▶ _EXERCISE INSTRUCTIONS_
Write out each line in which the string "लखनऊ" is present.

▶ _RECORD SET_

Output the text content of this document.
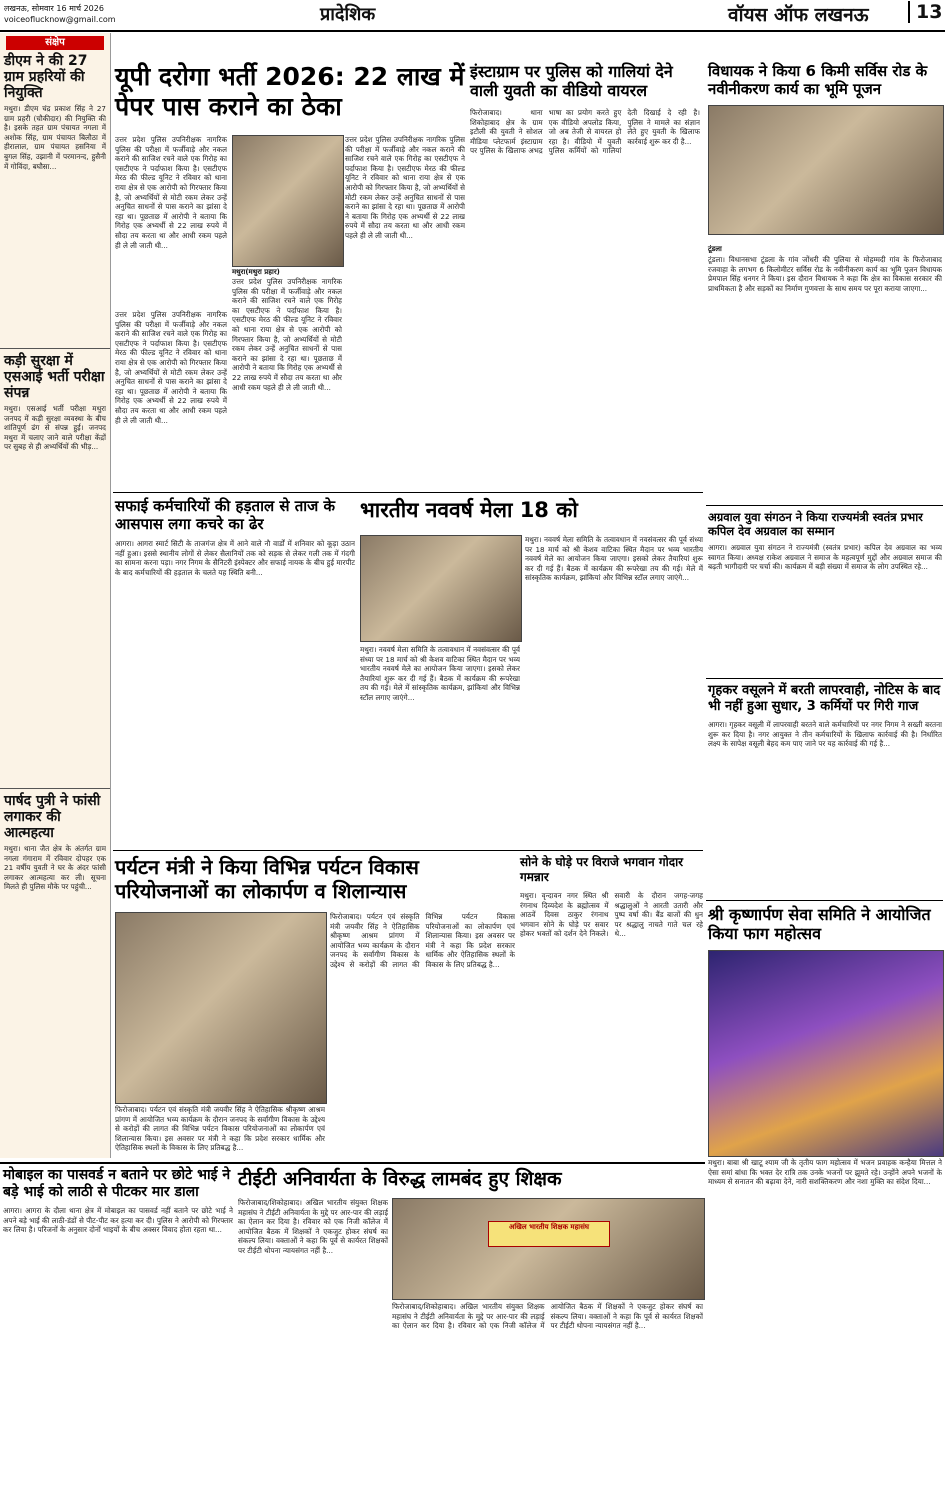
लखनऊ, सोमवार 16 मार्च 2026
voiceoflucknow@gmail.com	प्रादेशिक	वॉयस ऑफ लखनऊ	13
संक्षेप
डीएम ने की 27 ग्राम प्रहरियों की नियुक्ति
मथुरा। डीएम चंद्र प्रकाश सिंह ने 27 ग्राम प्रहरी (चौकीदार) की नियुक्ति की है। इसके तहत ग्राम पंचायत नगला में अशोक सिंह, ग्राम पंचायत बिलौठा में हीरालाल, ग्राम पंचायत हसनिया में बुगल सिंह, उझानी में परमानन्द, हुसैनी में गोविंदा, बघौसा...
कड़ी सुरक्षा में एसआई भर्ती परीक्षा संपन्न
मथुरा। एसआई भर्ती परीक्षा मथुरा जनपद में कड़ी सुरक्षा व्यवस्था के बीच शांतिपूर्ण ढंग से संपन्न हुई। जनपद मथुरा में चलाए जाने वाले परीक्षा केंद्रों पर सुबह से ही अभ्यर्थियों की भीड़...
पार्षद पुत्री ने फांसी लगाकर की आत्महत्या
मथुरा। थाना जैत क्षेत्र के अंतर्गत ग्राम नगला गंगाराम में रविवार दोपहर एक 21 वर्षीय युवती ने घर के अंदर फांसी लगाकर आत्महत्या कर ली। सूचना मिलते ही पुलिस मौके पर पहुंची...
यूपी दरोगा भर्ती 2026: 22 लाख में पेपर पास कराने का ठेका
उत्तर प्रदेश पुलिस उपनिरीक्षक नागरिक पुलिस की परीक्षा में फर्जीवाड़े और नकल कराने की साजिश रचने वाले एक गिरोह का एसटीएफ ने पर्दाफाश किया है। एसटीएफ मेरठ की फील्ड यूनिट ने रविवार को थाना राया क्षेत्र से एक आरोपी को गिरफ्तार किया है, जो अभ्यर्थियों से मोटी रकम लेकर उन्हें अनुचित साधनों से पास कराने का झांसा दे रहा था। पूछताछ में आरोपी ने बताया कि गिरोह एक अभ्यर्थी से 22 लाख रुपये में सौदा तय करता था और आधी रकम पहले ही ले ली जाती थी...
उत्तर प्रदेश पुलिस उपनिरीक्षक नागरिक पुलिस की परीक्षा में फर्जीवाड़े और नकल कराने की साजिश रचने वाले एक गिरोह का एसटीएफ ने पर्दाफाश किया है। एसटीएफ मेरठ की फील्ड यूनिट ने रविवार को थाना राया क्षेत्र से एक आरोपी को गिरफ्तार किया है, जो अभ्यर्थियों से मोटी रकम लेकर उन्हें अनुचित साधनों से पास कराने का झांसा दे रहा था। पूछताछ में आरोपी ने बताया कि गिरोह एक अभ्यर्थी से 22 लाख रुपये में सौदा तय करता था और आधी रकम पहले ही ले ली जाती थी...
मथुरा(मथुरा प्रहार)
उत्तर प्रदेश पुलिस उपनिरीक्षक नागरिक पुलिस की परीक्षा में फर्जीवाड़े और नकल कराने की साजिश रचने वाले एक गिरोह का एसटीएफ ने पर्दाफाश किया है। एसटीएफ मेरठ की फील्ड यूनिट ने रविवार को थाना राया क्षेत्र से एक आरोपी को गिरफ्तार किया है, जो अभ्यर्थियों से मोटी रकम लेकर उन्हें अनुचित साधनों से पास कराने का झांसा दे रहा था। पूछताछ में आरोपी ने बताया कि गिरोह एक अभ्यर्थी से 22 लाख रुपये में सौदा तय करता था और आधी रकम पहले ही ले ली जाती थी...
उत्तर प्रदेश पुलिस उपनिरीक्षक नागरिक पुलिस की परीक्षा में फर्जीवाड़े और नकल कराने की साजिश रचने वाले एक गिरोह का एसटीएफ ने पर्दाफाश किया है। एसटीएफ मेरठ की फील्ड यूनिट ने रविवार को थाना राया क्षेत्र से एक आरोपी को गिरफ्तार किया है, जो अभ्यर्थियों से मोटी रकम लेकर उन्हें अनुचित साधनों से पास कराने का झांसा दे रहा था। पूछताछ में आरोपी ने बताया कि गिरोह एक अभ्यर्थी से 22 लाख रुपये में सौदा तय करता था और आधी रकम पहले ही ले ली जाती थी...
इंस्टाग्राम पर पुलिस को गालियां देने वाली युवती का वीडियो वायरल
फिरोजाबाद। थाना शिकोहाबाद क्षेत्र के ग्राम इटौली की युवती ने सोशल मीडिया प्लेटफार्म इंस्टाग्राम पर पुलिस के खिलाफ अभद्र भाषा का प्रयोग करते हुए एक वीडियो अपलोड किया, जो अब तेजी से वायरल हो रहा है। वीडियो में युवती पुलिस कर्मियों को गालियां देती दिखाई दे रही है। पुलिस ने मामले का संज्ञान लेते हुए युवती के खिलाफ कार्रवाई शुरू कर दी है...
सफाई कर्मचारियों की हड़ताल से ताज के आसपास लगा कचरे का ढेर
आगरा। आगरा स्मार्ट सिटी के ताजगंज क्षेत्र में आने वाले नौ वार्डों में शनिवार को कूड़ा उठान नहीं हुआ। इससे स्थानीय लोगों से लेकर सैलानियों तक को सड़क से लेकर गली तक में गंदगी का सामना करना पड़ा। नगर निगम के सैनिटरी इंस्पेक्टर और सफाई नायक के बीच हुई मारपीट के बाद कर्मचारियों की हड़ताल के चलते यह स्थिति बनी...
भारतीय नववर्ष मेला 18 को
मथुरा। नववर्ष मेला समिति के तत्वावधान में नवसंवत्सर की पूर्व संध्या पर 18 मार्च को श्री केशव वाटिका स्थित मैदान पर भव्य भारतीय नववर्ष मेले का आयोजन किया जाएगा। इसको लेकर तैयारियां शुरू कर दी गई हैं। बैठक में कार्यक्रम की रूपरेखा तय की गई। मेले में सांस्कृतिक कार्यक्रम, झांकियां और विभिन्न स्टॉल लगाए जाएंगे...
मथुरा। नववर्ष मेला समिति के तत्वावधान में नवसंवत्सर की पूर्व संध्या पर 18 मार्च को श्री केशव वाटिका स्थित मैदान पर भव्य भारतीय नववर्ष मेले का आयोजन किया जाएगा। इसको लेकर तैयारियां शुरू कर दी गई हैं। बैठक में कार्यक्रम की रूपरेखा तय की गई। मेले में सांस्कृतिक कार्यक्रम, झांकियां और विभिन्न स्टॉल लगाए जाएंगे...
पर्यटन मंत्री ने किया विभिन्न पर्यटन विकास परियोजनाओं का लोकार्पण व शिलान्यास
फिरोजाबाद। पर्यटन एवं संस्कृति मंत्री जयवीर सिंह ने ऐतिहासिक श्रीकृष्ण आश्रम प्रांगण में आयोजित भव्य कार्यक्रम के दौरान जनपद के सर्वांगीण विकास के उद्देश्य से करोड़ों की लागत की विभिन्न पर्यटन विकास परियोजनाओं का लोकार्पण एवं शिलान्यास किया। इस अवसर पर मंत्री ने कहा कि प्रदेश सरकार धार्मिक और ऐतिहासिक स्थलों के विकास के लिए प्रतिबद्ध है...
फिरोजाबाद। पर्यटन एवं संस्कृति मंत्री जयवीर सिंह ने ऐतिहासिक श्रीकृष्ण आश्रम प्रांगण में आयोजित भव्य कार्यक्रम के दौरान जनपद के सर्वांगीण विकास के उद्देश्य से करोड़ों की लागत की विभिन्न पर्यटन विकास परियोजनाओं का लोकार्पण एवं शिलान्यास किया। इस अवसर पर मंत्री ने कहा कि प्रदेश सरकार धार्मिक और ऐतिहासिक स्थलों के विकास के लिए प्रतिबद्ध है...
सोने के घोड़े पर विराजे भगवान गोदार गमन्नार
मथुरा। वृन्दावन नगर स्थित श्री रंगनाथ दिव्यदेश के ब्रह्मोत्सव में आठवें दिवस ठाकुर रंगनाथ भगवान सोने के घोड़े पर सवार होकर भक्तों को दर्शन देने निकले। सवारी के दौरान जगह-जगह श्रद्धालुओं ने आरती उतारी और पुष्प वर्षा की। बैंड बाजों की धुन पर श्रद्धालु नाचते गाते चल रहे थे...
विधायक ने किया 6 किमी सर्विस रोड के नवीनीकरण कार्य का भूमि पूजन
टूंडला
टूंडला। विधानसभा टूंडला के गांव जोंधरी की पुलिया से मोहम्मदी गांव के फिरोजाबाद रजवाहा के लगभग 6 किलोमीटर सर्विस रोड के नवीनीकरण कार्य का भूमि पूजन विधायक प्रेमपाल सिंह धनगर ने किया। इस दौरान विधायक ने कहा कि क्षेत्र का विकास सरकार की प्राथमिकता है और सड़कों का निर्माण गुणवत्ता के साथ समय पर पूरा कराया जाएगा...
अग्रवाल युवा संगठन ने किया राज्यमंत्री स्वतंत्र प्रभार कपिल देव अग्रवाल का सम्मान
आगरा। अग्रवाल युवा संगठन ने राज्यमंत्री (स्वतंत्र प्रभार) कपिल देव अग्रवाल का भव्य स्वागत किया। अध्यक्ष राकेश अग्रवाल ने समाज के महत्वपूर्ण मुद्दों और अग्रवाल समाज की बढ़ती भागीदारी पर चर्चा की। कार्यक्रम में बड़ी संख्या में समाज के लोग उपस्थित रहे...
गृहकर वसूलने में बरती लापरवाही, नोटिस के बाद भी नहीं हुआ सुधार, 3 कर्मियों पर गिरी गाज
आगरा। गृहकर वसूली में लापरवाही बरतने वाले कर्मचारियों पर नगर निगम ने सख्ती बरतना शुरू कर दिया है। नगर आयुक्त ने तीन कर्मचारियों के खिलाफ कार्रवाई की है। निर्धारित लक्ष्य के सापेक्ष वसूली बेहद कम पाए जाने पर यह कार्रवाई की गई है...
श्री कृष्णार्पण सेवा समिति ने आयोजित किया फाग महोत्सव
मथुरा। बाबा श्री खाटू श्याम जी के तृतीय फाग महोत्सव में भजन प्रवाहक कन्हैया मित्तल ने ऐसा समां बांधा कि भक्त देर रात्रि तक उनके भजनों पर झूमते रहे। उन्होंने अपने भजनों के माध्यम से सनातन की बढ़ावा देने, नारी सशक्तिकरण और नशा मुक्ति का संदेश दिया...
मोबाइल का पासवर्ड न बताने पर छोटे भाई ने बड़े भाई को लाठी से पीटकर मार डाला
आगरा। आगरा के दौला थाना क्षेत्र में मोबाइल का पासवर्ड नहीं बताने पर छोटे भाई ने अपने बड़े भाई की लाठी-डंडों से पीट-पीट कर हत्या कर दी। पुलिस ने आरोपी को गिरफ्तार कर लिया है। परिजनों के अनुसार दोनों भाइयों के बीच अक्सर विवाद होता रहता था...
टीईटी अनिवार्यता के विरुद्ध लामबंद हुए शिक्षक
फिरोजाबाद/शिकोहाबाद। अखिल भारतीय संयुक्त शिक्षक महासंघ ने टीईटी अनिवार्यता के मुद्दे पर आर-पार की लड़ाई का ऐलान कर दिया है। रविवार को एक निजी कॉलेज में आयोजित बैठक में शिक्षकों ने एकजुट होकर संघर्ष का संकल्प लिया। वक्ताओं ने कहा कि पूर्व से कार्यरत शिक्षकों पर टीईटी थोपना न्यायसंगत नहीं है...
अखिल भारतीय शिक्षक महासंघ
फिरोजाबाद/शिकोहाबाद। अखिल भारतीय संयुक्त शिक्षक महासंघ ने टीईटी अनिवार्यता के मुद्दे पर आर-पार की लड़ाई का ऐलान कर दिया है। रविवार को एक निजी कॉलेज में आयोजित बैठक में शिक्षकों ने एकजुट होकर संघर्ष का संकल्प लिया। वक्ताओं ने कहा कि पूर्व से कार्यरत शिक्षकों पर टीईटी थोपना न्यायसंगत नहीं है...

▶ _CORRECT OUTPUT_
लखनऊ, सोमवार 16 मार्च 2026
voiceoflucknow@gmail.com	प्रादेशिक	वॉयस ऑफ लखनऊ	13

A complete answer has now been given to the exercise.